What is expected — Are you able to quote each entry exactly as written?

○ ○ ○ ○

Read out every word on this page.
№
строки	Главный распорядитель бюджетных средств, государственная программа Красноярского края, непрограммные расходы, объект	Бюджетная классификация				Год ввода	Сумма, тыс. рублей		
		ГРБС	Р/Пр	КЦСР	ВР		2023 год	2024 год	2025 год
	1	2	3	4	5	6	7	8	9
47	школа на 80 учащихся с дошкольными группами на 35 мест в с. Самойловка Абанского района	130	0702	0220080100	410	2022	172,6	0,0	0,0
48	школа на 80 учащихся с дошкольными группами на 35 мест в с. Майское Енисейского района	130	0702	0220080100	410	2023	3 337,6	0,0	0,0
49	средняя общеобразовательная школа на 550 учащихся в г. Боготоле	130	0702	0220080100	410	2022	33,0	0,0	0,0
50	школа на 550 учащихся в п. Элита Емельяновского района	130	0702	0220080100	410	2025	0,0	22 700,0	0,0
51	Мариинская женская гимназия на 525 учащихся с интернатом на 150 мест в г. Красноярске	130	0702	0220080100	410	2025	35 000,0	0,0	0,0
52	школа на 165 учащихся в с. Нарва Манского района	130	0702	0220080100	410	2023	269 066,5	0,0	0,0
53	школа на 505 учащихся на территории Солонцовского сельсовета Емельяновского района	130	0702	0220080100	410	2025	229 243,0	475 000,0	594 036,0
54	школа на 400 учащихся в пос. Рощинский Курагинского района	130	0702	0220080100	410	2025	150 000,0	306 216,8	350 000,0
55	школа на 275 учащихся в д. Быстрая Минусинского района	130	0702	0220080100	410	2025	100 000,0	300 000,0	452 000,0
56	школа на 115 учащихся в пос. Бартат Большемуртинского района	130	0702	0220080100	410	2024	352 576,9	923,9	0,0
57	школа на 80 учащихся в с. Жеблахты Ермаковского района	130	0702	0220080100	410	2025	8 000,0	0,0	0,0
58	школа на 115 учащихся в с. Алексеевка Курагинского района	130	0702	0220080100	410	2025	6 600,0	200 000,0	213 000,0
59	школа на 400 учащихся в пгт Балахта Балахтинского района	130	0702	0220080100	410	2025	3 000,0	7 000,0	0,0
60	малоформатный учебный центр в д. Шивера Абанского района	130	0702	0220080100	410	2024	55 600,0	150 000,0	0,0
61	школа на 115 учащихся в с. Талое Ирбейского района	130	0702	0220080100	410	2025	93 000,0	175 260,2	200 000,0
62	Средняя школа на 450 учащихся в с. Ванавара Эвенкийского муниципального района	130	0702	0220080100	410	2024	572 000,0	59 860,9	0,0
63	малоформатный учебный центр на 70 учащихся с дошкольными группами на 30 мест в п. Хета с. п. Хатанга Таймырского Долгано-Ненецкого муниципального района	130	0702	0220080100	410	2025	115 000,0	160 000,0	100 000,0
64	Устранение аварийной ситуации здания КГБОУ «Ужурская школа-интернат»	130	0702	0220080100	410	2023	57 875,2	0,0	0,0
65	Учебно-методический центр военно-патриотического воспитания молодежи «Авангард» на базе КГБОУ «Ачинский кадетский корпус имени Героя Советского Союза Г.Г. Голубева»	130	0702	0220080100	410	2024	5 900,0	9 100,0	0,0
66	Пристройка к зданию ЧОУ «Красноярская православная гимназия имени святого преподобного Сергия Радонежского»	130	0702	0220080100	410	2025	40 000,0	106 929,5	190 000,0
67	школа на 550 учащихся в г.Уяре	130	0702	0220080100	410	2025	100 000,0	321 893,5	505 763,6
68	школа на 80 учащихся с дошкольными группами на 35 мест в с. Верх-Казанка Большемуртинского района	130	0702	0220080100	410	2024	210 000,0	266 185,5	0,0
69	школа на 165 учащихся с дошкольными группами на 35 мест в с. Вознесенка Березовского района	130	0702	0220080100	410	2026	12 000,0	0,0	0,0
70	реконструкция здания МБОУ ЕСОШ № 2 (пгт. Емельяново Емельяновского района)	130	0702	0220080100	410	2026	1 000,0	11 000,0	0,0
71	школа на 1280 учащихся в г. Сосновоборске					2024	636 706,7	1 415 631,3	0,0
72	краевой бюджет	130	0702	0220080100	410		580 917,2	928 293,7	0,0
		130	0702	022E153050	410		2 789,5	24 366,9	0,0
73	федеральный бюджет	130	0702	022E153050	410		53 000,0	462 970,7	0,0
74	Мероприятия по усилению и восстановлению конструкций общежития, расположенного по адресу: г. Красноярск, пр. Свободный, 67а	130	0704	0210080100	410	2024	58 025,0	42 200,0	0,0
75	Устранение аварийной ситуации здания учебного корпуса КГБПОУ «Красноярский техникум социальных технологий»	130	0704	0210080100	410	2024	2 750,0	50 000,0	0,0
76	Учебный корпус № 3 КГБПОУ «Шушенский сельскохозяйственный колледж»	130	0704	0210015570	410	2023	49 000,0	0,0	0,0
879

○ ○ ○ ○

Response to this task —
Read out every word on this page.
№
строки	Главный распорядитель бюджетных средств, государственная программа Красноярского края, непрограммные расходы, объект	Бюджетная классификация				Год ввода	Сумма, тыс. рублей		
		ГРБС	Р/Пр	КЦСР	ВР		2023 год	2024 год	2025 год
	1	2	3	4	5	6	7	8	9
47	школа на 80 учащихся с дошкольными группами на 35 мест в с. Самойловка Абанского района	130	0702	0220080100	410	2022	172,6	0,0	0,0
48	школа на 80 учащихся с дошкольными группами на 35 мест в с. Майское Енисейского района	130	0702	0220080100	410	2023	3 337,6	0,0	0,0
49	средняя общеобразовательная школа на 550 учащихся в г. Боготоле	130	0702	0220080100	410	2022	33,0	0,0	0,0
50	школа на 550 учащихся в п. Элита Емельяновского района	130	0702	0220080100	410	2025	0,0	22 700,0	0,0
51	Мариинская женская гимназия на 525 учащихся с интернатом на 150 мест в г. Красноярске	130	0702	0220080100	410	2025	35 000,0	0,0	0,0
52	школа на 165 учащихся в с. Нарва Манского района	130	0702	0220080100	410	2023	269 066,5	0,0	0,0
53	школа на 505 учащихся на территории Солонцовского сельсовета Емельяновского района	130	0702	0220080100	410	2025	229 243,0	475 000,0	594 036,0
54	школа на 400 учащихся в пос. Рощинский Курагинского района	130	0702	0220080100	410	2025	150 000,0	306 216,8	350 000,0
55	школа на 275 учащихся в д. Быстрая Минусинского района	130	0702	0220080100	410	2025	100 000,0	300 000,0	452 000,0
56	школа на 115 учащихся в пос. Бартат Большемуртинского района	130	0702	0220080100	410	2024	352 576,9	923,9	0,0
57	школа на 80 учащихся в с. Жеблахты Ермаковского района	130	0702	0220080100	410	2025	8 000,0	0,0	0,0
58	школа на 115 учащихся в с. Алексеевка Курагинского района	130	0702	0220080100	410	2025	6 600,0	200 000,0	213 000,0
59	школа на 400 учащихся в пгт Балахта Балахтинского района	130	0702	0220080100	410	2025	3 000,0	7 000,0	0,0
60	малоформатный учебный центр в д. Шивера Абанского района	130	0702	0220080100	410	2024	55 600,0	150 000,0	0,0
61	школа на 115 учащихся в с. Талое Ирбейского района	130	0702	0220080100	410	2025	93 000,0	175 260,2	200 000,0
62	Средняя школа на 450 учащихся в с. Ванавара Эвенкийского муниципального района	130	0702	0220080100	410	2024	572 000,0	59 860,9	0,0
63	малоформатный учебный центр на 70 учащихся с дошкольными группами на 30 мест в п. Хета с. п. Хатанга Таймырского Долгано-Ненецкого муниципального района	130	0702	0220080100	410	2025	115 000,0	160 000,0	100 000,0
64	Устранение аварийной ситуации здания КГБОУ «Ужурская школа-интернат»	130	0702	0220080100	410	2023	57 875,2	0,0	0,0
65	Учебно-методический центр военно-патриотического воспитания молодежи «Авангард» на базе КГБОУ «Ачинский кадетский корпус имени Героя Советского Союза Г.Г. Голубева»	130	0702	0220080100	410	2024	5 900,0	9 100,0	0,0
66	Пристройка к зданию ЧОУ «Красноярская православная гимназия имени святого преподобного Сергия Радонежского»	130	0702	0220080100	410	2025	40 000,0	106 929,5	190 000,0
67	школа на 550 учащихся в г.Уяре	130	0702	0220080100	410	2025	100 000,0	321 893,5	505 763,6
68	школа на 80 учащихся с дошкольными группами на 35 мест в с. Верх-Казанка Большемуртинского района	130	0702	0220080100	410	2024	210 000,0	266 185,5	0,0
69	школа на 165 учащихся с дошкольными группами на 35 мест в с. Вознесенка Березовского района	130	0702	0220080100	410	2026	12 000,0	0,0	0,0
70	реконструкция здания МБОУ ЕСОШ № 2 (пгт. Емельяново Емельяновского района)	130	0702	0220080100	410	2026	1 000,0	11 000,0	0,0
71	школа на 1280 учащихся в г. Сосновоборске					2024	636 706,7	1 415 631,3	0,0
72	краевой бюджет	130	0702	0220080100	410		580 917,2	928 293,7	0,0
		130	0702	022E153050	410		2 789,5	24 366,9	0,0
73	федеральный бюджет	130	0702	022E153050	410		53 000,0	462 970,7	0,0
74	Мероприятия по усилению и восстановлению конструкций общежития, расположенного по адресу: г. Красноярск, пр. Свободный, 67а	130	0704	0210080100	410	2024	58 025,0	42 200,0	0,0
75	Устранение аварийной ситуации здания учебного корпуса КГБПОУ «Красноярский техникум социальных технологий»	130	0704	0210080100	410	2024	2 750,0	50 000,0	0,0
76	Учебный корпус № 3 КГБПОУ «Шушенский сельскохозяйственный колледж»	130	0704	0210015570	410	2023	49 000,0	0,0	0,0
879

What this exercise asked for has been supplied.